STATED TASK: Retype every line from the first of the rows down to and including the line containing "undo-button[interactable]: Undo: [41, 301, 203, 317]", unchanged.

WORKING DATA:
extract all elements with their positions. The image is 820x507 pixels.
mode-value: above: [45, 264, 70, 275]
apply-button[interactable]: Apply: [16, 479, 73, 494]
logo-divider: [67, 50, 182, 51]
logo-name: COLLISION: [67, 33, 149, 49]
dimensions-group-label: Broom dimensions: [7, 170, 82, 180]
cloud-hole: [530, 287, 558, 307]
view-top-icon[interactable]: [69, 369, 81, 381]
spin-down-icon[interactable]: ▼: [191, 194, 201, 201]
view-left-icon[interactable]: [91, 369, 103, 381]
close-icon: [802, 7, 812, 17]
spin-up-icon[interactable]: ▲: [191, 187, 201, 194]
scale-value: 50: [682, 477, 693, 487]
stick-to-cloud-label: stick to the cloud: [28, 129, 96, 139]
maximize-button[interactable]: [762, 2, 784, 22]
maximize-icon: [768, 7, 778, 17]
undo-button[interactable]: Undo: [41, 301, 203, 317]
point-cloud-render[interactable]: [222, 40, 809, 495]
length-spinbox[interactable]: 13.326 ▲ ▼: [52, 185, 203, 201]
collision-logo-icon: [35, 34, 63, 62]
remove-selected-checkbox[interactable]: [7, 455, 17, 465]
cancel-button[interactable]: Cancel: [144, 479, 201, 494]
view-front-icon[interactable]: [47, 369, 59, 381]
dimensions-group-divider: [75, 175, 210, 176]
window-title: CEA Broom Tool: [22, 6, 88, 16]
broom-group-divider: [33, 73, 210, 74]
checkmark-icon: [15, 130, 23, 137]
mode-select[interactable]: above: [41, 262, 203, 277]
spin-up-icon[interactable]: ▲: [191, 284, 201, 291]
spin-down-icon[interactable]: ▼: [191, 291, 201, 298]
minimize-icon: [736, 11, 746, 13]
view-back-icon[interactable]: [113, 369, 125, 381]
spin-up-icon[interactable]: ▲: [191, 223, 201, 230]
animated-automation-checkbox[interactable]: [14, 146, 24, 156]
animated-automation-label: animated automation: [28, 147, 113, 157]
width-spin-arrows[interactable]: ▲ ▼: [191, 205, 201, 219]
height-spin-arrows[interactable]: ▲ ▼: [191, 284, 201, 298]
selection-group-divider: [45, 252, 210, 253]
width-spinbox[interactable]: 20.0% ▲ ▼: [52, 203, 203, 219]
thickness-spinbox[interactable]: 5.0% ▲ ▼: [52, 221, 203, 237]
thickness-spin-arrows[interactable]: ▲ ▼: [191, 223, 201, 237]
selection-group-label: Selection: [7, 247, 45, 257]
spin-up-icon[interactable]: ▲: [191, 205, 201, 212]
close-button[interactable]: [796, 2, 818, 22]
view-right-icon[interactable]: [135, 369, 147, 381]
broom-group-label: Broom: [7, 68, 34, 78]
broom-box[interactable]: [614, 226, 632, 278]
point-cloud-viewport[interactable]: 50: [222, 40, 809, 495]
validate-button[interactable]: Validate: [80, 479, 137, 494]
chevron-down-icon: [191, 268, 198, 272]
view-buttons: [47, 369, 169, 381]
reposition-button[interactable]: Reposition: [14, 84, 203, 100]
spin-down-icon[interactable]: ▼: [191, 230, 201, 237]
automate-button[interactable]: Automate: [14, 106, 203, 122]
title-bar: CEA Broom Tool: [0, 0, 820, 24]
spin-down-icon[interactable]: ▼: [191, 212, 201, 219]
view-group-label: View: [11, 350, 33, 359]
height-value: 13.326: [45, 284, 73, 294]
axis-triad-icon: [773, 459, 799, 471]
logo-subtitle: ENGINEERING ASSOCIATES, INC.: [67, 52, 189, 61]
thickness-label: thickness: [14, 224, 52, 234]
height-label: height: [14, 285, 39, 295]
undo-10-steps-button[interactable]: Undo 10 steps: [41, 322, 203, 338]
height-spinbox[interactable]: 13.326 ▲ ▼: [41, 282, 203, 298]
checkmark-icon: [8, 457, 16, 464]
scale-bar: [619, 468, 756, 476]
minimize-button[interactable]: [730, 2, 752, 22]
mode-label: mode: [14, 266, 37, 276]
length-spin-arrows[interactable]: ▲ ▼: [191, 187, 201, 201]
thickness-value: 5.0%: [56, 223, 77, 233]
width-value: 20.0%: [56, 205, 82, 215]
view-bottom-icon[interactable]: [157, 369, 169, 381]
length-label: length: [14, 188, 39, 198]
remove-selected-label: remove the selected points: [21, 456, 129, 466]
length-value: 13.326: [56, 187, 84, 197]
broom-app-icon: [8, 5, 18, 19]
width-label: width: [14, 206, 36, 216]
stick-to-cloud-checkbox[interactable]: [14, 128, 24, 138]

RIGHT ANSWER:
extract all elements with their positions. The image is 820x507 pixels.
mode-value: above: [45, 264, 70, 275]
apply-button[interactable]: Apply: [16, 479, 73, 494]
logo-divider: [67, 50, 182, 51]
logo-name: COLLISION: [67, 33, 149, 49]
dimensions-group-label: Broom dimensions: [7, 170, 82, 180]
cloud-hole: [530, 287, 558, 307]
view-top-icon[interactable]: [69, 369, 81, 381]
spin-down-icon[interactable]: ▼: [191, 194, 201, 201]
view-left-icon[interactable]: [91, 369, 103, 381]
close-icon: [802, 7, 812, 17]
spin-up-icon[interactable]: ▲: [191, 187, 201, 194]
scale-value: 50: [682, 477, 693, 487]
stick-to-cloud-label: stick to the cloud: [28, 129, 96, 139]
maximize-button[interactable]: [762, 2, 784, 22]
maximize-icon: [768, 7, 778, 17]
undo-button[interactable]: Undo: [41, 301, 203, 317]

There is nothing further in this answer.